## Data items
------------------------------------------------

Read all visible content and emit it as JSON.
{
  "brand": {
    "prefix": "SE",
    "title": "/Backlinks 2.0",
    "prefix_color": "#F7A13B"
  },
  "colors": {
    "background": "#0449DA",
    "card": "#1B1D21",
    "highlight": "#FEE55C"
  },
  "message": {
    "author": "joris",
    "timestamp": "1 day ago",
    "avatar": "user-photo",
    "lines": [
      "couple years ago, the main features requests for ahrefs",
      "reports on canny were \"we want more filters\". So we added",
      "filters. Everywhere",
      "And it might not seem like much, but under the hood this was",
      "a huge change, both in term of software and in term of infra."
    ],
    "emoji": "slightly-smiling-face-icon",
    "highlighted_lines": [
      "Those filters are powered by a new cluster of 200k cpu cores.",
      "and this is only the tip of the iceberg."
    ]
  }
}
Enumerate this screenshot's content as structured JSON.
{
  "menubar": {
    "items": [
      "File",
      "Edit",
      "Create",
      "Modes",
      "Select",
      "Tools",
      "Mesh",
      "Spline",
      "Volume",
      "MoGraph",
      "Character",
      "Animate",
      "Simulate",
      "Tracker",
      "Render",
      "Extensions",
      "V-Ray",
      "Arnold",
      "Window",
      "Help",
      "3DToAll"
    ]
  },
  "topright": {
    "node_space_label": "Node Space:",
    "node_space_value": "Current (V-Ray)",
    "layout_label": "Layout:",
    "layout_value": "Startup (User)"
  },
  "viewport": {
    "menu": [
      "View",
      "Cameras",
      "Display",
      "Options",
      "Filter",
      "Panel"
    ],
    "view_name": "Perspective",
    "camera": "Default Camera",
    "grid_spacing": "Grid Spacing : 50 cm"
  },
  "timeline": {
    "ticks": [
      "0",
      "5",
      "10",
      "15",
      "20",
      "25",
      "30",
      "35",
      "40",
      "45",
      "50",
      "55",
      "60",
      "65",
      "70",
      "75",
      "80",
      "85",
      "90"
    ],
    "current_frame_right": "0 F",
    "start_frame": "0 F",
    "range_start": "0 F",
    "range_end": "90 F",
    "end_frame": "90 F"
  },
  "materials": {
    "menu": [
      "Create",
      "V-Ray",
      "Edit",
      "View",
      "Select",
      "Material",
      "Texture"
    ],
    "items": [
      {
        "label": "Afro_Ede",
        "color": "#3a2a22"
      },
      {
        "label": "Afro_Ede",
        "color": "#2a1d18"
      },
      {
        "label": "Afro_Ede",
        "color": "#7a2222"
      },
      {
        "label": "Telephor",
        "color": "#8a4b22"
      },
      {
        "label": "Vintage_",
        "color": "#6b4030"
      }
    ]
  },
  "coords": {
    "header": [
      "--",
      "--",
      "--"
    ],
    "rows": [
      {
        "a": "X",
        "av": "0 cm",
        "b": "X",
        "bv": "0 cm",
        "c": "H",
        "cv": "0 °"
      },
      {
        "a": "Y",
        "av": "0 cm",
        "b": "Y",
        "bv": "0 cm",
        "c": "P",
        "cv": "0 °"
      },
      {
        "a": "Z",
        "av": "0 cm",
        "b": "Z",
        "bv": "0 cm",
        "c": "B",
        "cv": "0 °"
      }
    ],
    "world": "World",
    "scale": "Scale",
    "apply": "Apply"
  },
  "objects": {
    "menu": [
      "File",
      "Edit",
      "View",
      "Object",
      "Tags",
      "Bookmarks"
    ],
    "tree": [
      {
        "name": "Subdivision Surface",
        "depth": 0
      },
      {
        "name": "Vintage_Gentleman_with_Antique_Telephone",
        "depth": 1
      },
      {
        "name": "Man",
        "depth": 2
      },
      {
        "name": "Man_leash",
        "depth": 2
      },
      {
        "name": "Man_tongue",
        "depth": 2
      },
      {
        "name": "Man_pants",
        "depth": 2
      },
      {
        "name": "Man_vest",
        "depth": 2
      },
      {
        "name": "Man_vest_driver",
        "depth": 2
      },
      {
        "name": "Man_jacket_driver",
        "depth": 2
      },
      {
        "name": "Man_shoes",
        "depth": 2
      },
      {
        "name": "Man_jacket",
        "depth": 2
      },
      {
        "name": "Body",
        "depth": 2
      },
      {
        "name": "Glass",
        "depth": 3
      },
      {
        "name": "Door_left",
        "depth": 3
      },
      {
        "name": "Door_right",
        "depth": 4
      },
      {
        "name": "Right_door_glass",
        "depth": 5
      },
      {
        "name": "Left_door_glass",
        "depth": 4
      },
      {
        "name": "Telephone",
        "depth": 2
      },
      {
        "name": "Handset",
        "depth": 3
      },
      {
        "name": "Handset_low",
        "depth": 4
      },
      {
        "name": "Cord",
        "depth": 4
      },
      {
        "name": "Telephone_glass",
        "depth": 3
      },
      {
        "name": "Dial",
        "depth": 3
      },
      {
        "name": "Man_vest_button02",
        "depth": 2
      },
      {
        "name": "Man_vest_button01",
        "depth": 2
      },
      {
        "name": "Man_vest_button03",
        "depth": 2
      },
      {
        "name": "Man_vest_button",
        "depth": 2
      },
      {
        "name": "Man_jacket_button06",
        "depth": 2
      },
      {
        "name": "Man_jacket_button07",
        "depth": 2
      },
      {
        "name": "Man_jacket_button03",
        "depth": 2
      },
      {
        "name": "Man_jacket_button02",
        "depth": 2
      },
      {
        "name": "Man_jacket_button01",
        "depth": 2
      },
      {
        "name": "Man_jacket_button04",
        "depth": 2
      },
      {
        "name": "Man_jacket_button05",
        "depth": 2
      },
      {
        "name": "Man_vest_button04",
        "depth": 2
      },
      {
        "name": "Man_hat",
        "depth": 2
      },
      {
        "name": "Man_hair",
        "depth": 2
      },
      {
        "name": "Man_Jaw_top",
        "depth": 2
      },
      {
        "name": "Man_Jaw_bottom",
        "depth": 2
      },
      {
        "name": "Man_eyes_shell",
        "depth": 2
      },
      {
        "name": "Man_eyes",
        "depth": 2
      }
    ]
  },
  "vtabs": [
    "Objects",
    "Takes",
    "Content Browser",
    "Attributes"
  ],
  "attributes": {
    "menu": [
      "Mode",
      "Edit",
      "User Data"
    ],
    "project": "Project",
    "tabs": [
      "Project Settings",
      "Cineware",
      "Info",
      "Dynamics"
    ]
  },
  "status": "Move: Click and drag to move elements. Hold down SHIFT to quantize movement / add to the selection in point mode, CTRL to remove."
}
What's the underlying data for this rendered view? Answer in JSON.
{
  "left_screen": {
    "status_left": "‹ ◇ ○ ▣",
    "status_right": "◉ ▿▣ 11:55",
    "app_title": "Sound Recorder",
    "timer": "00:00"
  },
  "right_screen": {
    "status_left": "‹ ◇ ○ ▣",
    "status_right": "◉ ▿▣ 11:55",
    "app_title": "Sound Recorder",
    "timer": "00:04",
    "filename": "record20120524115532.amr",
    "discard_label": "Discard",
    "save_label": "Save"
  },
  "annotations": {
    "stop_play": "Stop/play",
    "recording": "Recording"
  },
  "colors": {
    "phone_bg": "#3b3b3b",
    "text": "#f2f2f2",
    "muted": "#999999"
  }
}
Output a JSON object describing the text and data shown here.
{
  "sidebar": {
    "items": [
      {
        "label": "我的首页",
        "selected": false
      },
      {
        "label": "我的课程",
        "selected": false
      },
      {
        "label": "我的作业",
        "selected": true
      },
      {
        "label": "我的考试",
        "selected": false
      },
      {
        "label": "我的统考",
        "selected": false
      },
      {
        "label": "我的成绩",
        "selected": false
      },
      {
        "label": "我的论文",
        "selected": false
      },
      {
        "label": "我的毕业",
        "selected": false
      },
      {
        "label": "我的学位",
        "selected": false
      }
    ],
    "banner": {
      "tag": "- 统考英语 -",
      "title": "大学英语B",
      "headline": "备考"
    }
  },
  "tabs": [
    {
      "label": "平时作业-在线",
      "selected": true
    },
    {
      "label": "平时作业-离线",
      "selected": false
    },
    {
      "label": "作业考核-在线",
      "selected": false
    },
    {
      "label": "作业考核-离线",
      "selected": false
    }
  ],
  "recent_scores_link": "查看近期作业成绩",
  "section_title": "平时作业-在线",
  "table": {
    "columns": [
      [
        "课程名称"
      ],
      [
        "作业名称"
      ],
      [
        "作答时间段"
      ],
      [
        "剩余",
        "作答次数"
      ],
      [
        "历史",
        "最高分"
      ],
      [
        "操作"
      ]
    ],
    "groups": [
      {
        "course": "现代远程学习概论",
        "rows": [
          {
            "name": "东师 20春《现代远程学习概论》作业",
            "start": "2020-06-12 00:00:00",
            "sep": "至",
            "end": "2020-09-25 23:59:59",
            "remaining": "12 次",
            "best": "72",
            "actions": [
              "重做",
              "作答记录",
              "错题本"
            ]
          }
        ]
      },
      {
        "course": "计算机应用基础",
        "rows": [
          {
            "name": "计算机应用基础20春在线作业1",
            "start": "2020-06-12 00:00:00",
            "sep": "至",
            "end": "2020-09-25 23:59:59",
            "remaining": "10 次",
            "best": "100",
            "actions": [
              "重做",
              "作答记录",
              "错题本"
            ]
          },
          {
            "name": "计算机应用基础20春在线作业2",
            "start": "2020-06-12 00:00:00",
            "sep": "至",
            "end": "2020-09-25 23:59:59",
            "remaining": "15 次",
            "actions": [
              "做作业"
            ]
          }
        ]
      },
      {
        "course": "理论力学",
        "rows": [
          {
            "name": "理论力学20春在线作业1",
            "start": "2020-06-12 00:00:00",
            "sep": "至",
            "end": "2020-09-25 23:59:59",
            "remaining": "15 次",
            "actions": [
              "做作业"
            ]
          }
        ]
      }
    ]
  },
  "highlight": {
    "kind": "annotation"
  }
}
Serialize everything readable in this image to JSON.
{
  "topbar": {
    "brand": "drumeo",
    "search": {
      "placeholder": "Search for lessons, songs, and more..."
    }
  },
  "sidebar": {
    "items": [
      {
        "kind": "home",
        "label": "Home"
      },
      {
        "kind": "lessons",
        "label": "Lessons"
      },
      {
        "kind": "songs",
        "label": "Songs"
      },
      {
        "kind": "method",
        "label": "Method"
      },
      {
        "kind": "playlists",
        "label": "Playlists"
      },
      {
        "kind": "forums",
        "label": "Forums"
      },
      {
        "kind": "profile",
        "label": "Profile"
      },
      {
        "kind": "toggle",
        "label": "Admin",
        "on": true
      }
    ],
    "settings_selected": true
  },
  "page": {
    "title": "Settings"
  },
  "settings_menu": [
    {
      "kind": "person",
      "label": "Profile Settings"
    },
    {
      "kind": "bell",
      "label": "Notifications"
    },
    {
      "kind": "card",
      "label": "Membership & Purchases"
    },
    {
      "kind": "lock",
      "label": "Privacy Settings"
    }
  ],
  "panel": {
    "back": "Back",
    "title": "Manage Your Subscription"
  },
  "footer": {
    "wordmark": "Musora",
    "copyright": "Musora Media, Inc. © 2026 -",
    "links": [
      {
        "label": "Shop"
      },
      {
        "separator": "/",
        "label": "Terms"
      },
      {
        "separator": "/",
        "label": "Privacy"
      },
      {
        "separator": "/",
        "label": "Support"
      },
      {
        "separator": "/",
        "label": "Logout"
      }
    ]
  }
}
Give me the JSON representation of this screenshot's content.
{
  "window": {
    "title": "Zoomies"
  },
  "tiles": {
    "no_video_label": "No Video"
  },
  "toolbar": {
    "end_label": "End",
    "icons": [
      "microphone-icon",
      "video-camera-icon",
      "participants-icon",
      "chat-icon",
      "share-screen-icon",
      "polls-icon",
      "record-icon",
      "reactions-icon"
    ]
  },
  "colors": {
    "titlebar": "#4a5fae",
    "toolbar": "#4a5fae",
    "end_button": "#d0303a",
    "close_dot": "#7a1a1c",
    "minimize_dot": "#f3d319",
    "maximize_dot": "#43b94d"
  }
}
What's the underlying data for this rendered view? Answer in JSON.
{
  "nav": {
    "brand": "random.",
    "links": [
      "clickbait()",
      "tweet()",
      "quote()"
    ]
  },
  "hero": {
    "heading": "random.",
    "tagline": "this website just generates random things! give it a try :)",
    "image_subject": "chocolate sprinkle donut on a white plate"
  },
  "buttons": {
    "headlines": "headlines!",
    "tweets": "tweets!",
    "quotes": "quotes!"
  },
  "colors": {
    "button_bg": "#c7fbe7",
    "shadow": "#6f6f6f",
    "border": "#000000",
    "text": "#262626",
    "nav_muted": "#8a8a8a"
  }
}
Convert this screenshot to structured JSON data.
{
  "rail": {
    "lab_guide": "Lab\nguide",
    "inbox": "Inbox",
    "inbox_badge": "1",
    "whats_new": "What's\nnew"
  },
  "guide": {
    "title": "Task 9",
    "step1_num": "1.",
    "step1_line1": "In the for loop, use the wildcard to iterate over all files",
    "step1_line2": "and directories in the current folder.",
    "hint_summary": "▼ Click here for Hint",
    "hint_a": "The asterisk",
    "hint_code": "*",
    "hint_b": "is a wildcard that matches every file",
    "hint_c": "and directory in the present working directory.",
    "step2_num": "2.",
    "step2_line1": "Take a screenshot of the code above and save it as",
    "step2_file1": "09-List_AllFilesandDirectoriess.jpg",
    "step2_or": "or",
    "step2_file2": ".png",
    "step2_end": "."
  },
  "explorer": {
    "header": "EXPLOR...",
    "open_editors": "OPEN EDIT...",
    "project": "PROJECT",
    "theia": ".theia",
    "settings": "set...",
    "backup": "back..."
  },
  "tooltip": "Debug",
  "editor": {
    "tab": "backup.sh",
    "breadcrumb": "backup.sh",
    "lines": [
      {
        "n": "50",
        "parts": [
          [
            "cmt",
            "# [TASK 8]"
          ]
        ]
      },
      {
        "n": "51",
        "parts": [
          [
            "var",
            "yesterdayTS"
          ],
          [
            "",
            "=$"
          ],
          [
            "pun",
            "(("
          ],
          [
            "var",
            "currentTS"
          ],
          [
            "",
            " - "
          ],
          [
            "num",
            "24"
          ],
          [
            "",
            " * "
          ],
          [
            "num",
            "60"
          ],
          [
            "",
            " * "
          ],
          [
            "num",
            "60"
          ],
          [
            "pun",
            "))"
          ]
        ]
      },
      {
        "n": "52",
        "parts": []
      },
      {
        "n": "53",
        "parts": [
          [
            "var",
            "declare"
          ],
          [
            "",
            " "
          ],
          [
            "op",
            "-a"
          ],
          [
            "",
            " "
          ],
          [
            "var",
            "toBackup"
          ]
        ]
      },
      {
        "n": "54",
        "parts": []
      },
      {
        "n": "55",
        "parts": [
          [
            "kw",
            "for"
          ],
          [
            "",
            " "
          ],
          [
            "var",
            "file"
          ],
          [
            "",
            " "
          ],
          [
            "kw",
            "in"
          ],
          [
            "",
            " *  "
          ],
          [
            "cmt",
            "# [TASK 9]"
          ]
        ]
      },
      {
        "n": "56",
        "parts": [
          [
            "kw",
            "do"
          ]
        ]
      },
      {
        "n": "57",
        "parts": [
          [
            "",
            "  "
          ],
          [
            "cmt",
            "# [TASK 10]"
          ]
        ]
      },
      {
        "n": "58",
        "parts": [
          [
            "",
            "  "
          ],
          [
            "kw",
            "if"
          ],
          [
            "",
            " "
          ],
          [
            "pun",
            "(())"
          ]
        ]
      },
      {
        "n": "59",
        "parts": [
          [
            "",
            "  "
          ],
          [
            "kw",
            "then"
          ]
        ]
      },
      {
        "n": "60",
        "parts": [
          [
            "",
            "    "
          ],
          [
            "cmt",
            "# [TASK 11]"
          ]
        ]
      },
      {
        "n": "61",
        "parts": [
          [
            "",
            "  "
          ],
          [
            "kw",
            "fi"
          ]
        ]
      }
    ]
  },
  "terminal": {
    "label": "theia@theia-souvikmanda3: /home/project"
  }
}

------------------------------------------------

## What is needed
Search the records for the word "filters". Copy every line that has it.

## In response
      "reports on canny were \"we want more filters\". So we added",
      "filters. Everywhere",
      "Those filters are powered by a new cluster of 200k cpu cores.",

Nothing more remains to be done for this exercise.